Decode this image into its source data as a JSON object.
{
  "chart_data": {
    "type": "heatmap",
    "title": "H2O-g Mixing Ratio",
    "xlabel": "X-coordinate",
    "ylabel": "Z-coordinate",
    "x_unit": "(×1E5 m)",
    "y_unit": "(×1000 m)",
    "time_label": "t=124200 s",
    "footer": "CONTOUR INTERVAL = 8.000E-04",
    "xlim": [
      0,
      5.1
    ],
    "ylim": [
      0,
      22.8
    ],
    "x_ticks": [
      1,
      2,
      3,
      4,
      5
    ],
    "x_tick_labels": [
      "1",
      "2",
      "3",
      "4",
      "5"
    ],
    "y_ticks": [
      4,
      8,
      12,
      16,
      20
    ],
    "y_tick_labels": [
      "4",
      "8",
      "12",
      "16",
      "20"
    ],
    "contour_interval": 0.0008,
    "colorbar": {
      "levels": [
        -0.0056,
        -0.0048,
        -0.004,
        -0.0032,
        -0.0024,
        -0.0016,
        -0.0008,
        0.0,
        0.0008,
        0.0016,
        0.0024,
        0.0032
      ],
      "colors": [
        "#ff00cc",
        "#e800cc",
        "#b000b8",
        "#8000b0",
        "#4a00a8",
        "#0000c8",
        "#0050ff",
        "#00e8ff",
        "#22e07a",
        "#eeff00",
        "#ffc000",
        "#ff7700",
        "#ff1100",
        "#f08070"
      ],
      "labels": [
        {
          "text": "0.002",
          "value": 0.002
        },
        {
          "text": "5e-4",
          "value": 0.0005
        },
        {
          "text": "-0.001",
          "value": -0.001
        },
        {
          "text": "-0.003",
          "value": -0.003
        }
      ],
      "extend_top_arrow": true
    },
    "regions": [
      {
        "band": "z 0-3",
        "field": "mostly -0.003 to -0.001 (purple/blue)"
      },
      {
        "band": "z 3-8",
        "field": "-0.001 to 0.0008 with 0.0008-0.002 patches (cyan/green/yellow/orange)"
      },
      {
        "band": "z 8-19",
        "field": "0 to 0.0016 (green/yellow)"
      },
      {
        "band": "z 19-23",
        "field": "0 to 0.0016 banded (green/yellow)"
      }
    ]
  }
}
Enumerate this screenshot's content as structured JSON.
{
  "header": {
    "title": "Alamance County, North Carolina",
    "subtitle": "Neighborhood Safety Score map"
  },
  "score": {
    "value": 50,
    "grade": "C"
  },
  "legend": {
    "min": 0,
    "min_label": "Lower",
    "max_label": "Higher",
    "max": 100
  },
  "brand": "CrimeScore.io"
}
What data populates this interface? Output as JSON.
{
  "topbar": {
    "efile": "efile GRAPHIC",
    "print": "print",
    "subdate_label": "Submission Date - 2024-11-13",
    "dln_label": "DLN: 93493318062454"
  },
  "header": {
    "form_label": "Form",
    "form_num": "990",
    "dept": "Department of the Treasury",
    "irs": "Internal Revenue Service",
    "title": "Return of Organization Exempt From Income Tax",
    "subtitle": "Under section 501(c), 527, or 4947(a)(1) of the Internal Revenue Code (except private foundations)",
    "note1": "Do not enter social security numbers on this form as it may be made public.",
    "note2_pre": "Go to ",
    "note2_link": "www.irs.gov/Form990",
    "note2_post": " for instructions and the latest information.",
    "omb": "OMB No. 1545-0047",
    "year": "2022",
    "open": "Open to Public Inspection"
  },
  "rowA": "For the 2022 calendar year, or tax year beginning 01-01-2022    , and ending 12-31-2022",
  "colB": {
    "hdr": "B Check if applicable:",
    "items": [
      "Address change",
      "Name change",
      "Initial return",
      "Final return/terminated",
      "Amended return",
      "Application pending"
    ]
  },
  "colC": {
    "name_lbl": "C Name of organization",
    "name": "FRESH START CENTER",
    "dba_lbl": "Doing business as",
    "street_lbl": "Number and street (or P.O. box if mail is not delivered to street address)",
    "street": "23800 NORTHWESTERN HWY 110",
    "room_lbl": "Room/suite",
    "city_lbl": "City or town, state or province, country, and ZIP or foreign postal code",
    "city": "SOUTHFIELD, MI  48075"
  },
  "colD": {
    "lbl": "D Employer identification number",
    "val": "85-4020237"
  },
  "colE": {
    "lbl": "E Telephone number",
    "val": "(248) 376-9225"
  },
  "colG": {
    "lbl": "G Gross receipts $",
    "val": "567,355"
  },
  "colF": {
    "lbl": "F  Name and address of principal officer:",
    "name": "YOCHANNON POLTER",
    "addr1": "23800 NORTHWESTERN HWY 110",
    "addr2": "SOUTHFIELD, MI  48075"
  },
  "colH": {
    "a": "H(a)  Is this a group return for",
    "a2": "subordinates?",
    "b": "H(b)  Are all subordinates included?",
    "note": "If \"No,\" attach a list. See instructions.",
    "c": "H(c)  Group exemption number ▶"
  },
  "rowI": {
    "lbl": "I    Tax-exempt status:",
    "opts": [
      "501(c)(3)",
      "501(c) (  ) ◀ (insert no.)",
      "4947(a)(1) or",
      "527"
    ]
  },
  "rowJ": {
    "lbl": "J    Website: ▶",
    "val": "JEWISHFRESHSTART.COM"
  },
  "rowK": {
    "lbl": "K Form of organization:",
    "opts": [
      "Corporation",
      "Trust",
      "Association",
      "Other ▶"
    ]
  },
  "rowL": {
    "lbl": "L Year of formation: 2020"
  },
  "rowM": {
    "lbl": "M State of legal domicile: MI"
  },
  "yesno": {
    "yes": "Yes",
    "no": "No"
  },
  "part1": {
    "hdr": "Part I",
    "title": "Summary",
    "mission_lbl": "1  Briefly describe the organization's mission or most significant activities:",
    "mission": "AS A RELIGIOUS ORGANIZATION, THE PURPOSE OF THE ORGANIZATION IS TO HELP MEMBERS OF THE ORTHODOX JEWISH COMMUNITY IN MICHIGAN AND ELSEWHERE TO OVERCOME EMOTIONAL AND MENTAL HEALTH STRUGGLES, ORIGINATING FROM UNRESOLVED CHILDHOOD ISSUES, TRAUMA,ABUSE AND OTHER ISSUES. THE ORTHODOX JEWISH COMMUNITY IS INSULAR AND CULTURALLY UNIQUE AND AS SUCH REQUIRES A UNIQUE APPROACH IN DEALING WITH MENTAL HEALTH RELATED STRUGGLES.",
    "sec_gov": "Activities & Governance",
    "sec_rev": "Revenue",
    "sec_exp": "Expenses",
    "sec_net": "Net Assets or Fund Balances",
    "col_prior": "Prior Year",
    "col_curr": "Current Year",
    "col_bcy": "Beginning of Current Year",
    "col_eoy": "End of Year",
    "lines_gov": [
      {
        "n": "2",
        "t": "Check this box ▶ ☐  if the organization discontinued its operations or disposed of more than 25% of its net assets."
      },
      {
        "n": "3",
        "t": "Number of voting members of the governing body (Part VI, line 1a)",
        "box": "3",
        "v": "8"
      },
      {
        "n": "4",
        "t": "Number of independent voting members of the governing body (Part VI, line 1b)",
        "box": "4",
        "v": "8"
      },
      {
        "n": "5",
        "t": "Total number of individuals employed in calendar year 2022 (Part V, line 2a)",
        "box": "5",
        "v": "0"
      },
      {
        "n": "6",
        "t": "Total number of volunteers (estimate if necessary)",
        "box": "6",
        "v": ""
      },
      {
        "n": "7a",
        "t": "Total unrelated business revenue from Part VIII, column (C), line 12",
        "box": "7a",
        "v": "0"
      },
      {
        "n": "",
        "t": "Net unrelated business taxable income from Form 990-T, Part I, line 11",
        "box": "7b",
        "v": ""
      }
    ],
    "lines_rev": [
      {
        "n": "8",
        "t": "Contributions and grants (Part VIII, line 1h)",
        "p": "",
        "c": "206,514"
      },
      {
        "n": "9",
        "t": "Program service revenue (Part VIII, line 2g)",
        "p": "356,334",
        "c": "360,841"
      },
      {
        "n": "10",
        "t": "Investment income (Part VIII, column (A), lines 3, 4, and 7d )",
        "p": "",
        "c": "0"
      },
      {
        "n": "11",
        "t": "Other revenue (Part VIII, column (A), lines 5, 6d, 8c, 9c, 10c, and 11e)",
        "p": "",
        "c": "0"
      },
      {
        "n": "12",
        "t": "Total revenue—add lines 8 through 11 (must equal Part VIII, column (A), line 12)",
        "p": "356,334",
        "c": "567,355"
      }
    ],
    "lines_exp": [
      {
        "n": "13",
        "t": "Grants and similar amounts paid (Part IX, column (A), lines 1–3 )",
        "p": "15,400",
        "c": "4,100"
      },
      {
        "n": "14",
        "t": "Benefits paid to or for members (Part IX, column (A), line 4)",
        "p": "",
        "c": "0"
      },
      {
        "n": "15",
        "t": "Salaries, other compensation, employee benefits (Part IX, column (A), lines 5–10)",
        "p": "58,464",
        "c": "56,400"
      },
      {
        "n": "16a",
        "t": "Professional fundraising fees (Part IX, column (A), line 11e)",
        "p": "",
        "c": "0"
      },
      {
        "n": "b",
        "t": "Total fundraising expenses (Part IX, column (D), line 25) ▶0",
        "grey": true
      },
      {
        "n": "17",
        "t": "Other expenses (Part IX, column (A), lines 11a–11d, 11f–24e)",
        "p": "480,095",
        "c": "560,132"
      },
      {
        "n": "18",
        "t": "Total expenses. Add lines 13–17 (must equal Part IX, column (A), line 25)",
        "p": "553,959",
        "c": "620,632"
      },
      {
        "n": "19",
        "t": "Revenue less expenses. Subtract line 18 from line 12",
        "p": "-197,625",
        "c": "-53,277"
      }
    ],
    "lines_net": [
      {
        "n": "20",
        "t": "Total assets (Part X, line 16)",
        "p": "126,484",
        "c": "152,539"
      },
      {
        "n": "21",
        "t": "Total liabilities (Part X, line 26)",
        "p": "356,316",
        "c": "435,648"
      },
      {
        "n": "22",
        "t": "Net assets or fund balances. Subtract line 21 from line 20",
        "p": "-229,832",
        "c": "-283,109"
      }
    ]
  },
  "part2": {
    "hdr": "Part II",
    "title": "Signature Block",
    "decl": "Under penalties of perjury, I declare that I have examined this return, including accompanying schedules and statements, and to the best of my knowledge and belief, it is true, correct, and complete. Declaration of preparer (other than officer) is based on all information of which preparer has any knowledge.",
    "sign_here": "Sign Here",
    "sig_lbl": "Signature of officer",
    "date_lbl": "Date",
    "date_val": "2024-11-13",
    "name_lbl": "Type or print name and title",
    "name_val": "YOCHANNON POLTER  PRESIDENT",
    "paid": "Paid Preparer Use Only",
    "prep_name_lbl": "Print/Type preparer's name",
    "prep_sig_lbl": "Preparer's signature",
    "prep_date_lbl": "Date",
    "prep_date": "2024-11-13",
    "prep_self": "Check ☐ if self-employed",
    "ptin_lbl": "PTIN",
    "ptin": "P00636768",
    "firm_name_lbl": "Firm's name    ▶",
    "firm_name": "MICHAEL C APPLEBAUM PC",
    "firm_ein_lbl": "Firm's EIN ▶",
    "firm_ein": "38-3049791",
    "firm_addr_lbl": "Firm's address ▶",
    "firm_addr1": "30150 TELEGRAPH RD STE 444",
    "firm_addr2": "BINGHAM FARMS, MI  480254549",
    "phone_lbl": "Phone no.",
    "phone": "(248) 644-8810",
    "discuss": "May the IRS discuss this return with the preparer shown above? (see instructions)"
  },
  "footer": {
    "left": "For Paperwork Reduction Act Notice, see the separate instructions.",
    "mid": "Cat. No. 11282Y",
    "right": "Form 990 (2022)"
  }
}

● ● ●

* **Work to complete**:
Which lines hold the word "governing"? Copy all of them.

* **Problem solution**:
        "t": "Number of voting members of the governing body (Part VI, line 1a)",
        "t": "Number of independent voting members of the governing body (Part VI, line 1b)",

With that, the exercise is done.